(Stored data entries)

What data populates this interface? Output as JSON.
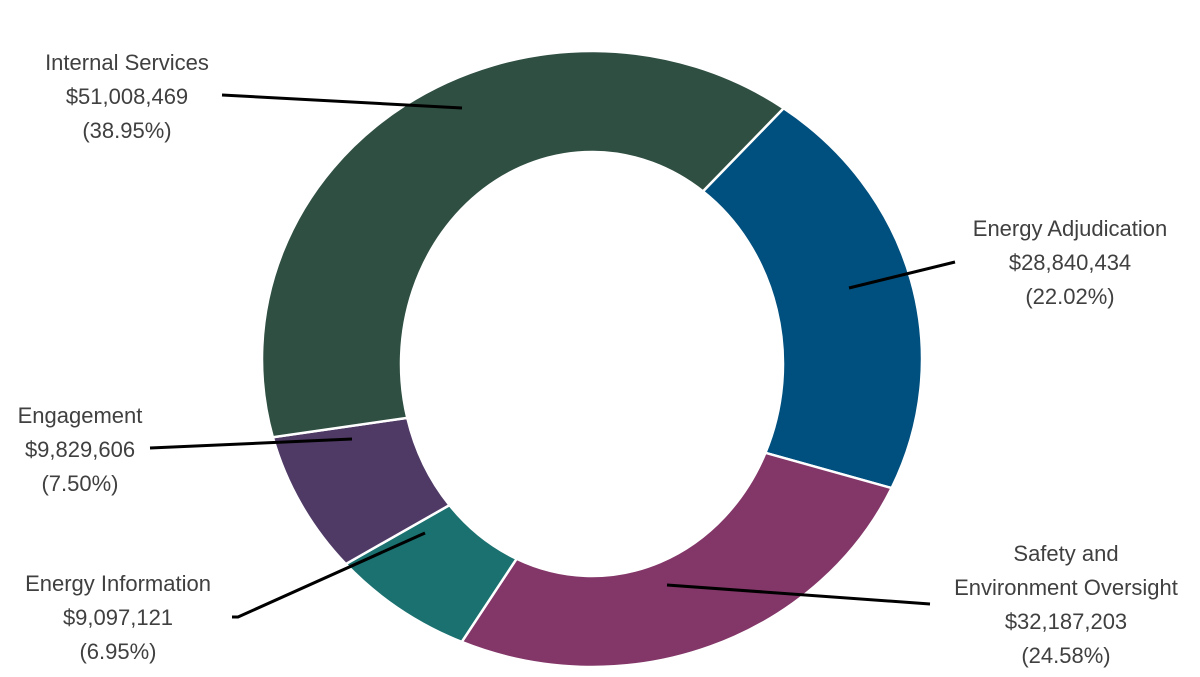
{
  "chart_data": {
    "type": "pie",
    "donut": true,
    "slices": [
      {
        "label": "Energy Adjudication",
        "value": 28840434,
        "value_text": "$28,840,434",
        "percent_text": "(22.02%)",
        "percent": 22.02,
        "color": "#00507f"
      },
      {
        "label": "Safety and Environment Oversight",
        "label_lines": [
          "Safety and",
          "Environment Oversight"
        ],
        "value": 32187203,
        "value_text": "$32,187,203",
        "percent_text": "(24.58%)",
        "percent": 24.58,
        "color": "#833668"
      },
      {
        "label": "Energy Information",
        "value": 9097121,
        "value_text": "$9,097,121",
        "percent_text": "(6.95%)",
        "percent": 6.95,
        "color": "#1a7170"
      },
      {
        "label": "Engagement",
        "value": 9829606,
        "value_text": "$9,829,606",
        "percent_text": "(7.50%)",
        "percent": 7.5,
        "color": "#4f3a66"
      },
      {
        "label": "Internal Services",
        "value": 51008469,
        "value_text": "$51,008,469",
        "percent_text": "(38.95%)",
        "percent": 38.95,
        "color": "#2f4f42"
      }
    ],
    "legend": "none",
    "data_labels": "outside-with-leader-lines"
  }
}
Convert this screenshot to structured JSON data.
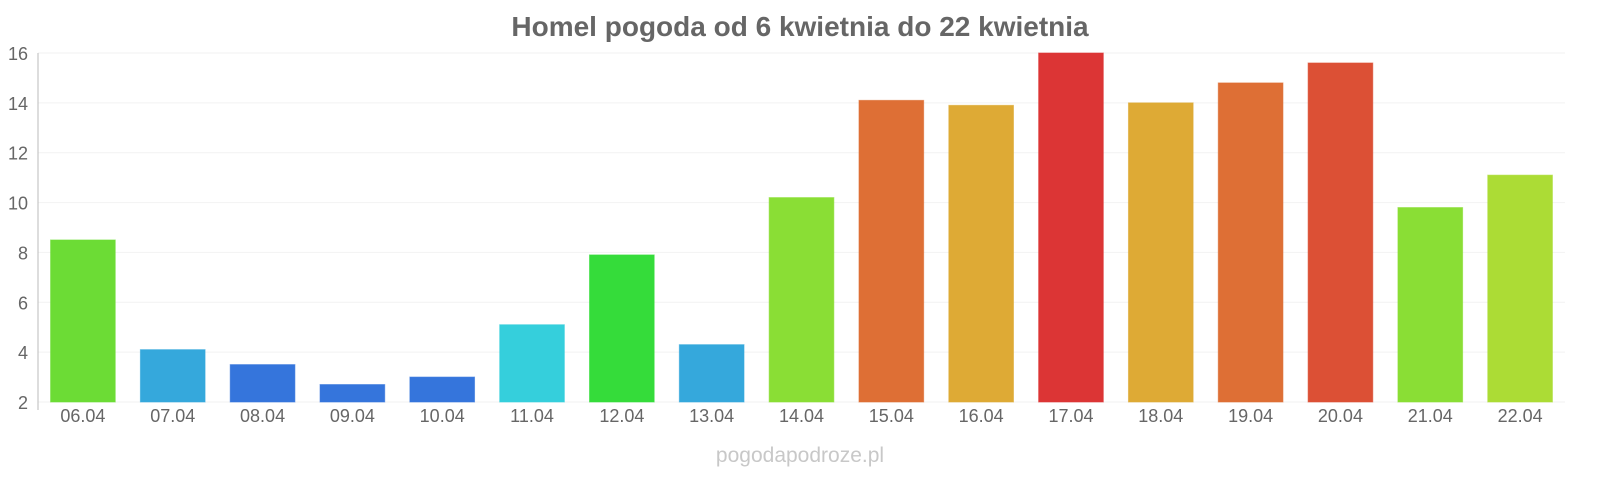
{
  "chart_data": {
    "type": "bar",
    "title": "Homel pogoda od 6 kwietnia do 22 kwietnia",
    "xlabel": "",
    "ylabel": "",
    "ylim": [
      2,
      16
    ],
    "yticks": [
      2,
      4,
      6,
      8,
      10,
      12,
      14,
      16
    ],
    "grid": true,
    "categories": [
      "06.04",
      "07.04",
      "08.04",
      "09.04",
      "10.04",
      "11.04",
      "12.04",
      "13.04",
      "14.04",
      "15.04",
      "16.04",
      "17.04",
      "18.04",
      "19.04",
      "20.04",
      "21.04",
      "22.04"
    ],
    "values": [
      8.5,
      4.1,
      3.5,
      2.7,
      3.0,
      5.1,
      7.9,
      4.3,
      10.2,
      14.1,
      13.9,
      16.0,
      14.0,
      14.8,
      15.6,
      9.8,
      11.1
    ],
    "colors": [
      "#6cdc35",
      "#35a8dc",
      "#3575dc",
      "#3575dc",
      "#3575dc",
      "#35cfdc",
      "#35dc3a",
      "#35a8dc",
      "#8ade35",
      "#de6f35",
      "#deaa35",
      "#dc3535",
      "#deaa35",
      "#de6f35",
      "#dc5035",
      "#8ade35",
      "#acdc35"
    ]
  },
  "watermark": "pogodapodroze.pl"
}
==
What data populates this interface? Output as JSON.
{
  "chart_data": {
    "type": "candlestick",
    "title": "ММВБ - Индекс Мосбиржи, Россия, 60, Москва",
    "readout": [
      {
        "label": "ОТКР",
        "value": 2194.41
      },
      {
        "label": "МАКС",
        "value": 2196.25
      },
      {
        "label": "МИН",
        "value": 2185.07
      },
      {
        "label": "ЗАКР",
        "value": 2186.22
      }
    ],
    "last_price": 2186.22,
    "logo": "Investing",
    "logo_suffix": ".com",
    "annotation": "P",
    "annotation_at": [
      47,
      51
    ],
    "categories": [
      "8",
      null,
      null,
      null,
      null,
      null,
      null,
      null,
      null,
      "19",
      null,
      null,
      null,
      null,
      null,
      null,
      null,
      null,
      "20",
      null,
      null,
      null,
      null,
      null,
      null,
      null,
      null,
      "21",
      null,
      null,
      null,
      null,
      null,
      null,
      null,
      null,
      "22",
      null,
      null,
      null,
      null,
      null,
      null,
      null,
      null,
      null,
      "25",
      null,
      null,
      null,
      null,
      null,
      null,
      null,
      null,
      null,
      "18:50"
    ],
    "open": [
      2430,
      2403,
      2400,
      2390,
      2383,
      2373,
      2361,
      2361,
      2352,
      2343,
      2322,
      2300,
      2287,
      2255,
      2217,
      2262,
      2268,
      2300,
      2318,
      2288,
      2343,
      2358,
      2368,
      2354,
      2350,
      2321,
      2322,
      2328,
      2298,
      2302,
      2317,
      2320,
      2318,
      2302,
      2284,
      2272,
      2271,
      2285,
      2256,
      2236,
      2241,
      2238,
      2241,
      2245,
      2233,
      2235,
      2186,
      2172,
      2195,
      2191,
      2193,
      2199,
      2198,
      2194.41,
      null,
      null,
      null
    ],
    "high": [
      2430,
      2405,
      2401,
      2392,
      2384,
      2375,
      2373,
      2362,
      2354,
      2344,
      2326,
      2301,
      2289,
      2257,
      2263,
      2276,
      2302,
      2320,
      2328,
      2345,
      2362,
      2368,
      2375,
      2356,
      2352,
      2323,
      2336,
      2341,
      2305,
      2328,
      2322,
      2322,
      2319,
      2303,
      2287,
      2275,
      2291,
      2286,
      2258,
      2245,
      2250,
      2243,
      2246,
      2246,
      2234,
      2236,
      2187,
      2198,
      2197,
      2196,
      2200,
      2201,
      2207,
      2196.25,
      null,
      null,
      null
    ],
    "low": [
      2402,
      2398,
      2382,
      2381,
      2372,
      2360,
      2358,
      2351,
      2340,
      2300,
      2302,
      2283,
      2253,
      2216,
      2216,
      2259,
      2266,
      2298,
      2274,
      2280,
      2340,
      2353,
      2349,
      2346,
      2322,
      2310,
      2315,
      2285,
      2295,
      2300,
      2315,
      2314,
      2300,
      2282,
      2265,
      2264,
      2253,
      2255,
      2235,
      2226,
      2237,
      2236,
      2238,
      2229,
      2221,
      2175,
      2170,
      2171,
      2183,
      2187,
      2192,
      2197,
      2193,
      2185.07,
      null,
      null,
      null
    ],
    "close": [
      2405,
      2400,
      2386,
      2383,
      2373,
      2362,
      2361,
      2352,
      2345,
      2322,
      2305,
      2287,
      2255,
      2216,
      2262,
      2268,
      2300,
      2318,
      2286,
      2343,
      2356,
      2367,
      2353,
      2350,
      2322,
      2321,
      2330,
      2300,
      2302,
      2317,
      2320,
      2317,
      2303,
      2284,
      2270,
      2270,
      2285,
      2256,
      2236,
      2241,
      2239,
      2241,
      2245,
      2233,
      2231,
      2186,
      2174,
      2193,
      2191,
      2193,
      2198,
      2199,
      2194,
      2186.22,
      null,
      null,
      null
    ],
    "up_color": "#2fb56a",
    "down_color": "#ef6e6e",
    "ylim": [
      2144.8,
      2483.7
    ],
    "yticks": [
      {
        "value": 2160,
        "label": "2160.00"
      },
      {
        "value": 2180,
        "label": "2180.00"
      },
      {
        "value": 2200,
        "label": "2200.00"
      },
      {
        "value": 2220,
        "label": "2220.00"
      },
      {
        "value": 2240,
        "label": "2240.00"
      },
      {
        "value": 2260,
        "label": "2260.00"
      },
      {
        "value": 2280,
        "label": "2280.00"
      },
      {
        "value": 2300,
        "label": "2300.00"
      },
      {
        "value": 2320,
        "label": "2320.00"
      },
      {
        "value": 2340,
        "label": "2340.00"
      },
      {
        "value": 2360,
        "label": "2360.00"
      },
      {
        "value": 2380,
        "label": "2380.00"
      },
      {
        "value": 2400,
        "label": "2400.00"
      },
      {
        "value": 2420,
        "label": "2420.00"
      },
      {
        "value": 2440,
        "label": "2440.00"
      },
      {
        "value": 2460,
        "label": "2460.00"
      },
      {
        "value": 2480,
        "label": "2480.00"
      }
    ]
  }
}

REQUIRED WORK
Reply with only the number of lines in the entries that contain the word "Energy".

ANSWER FOR THIS EXERCISE
2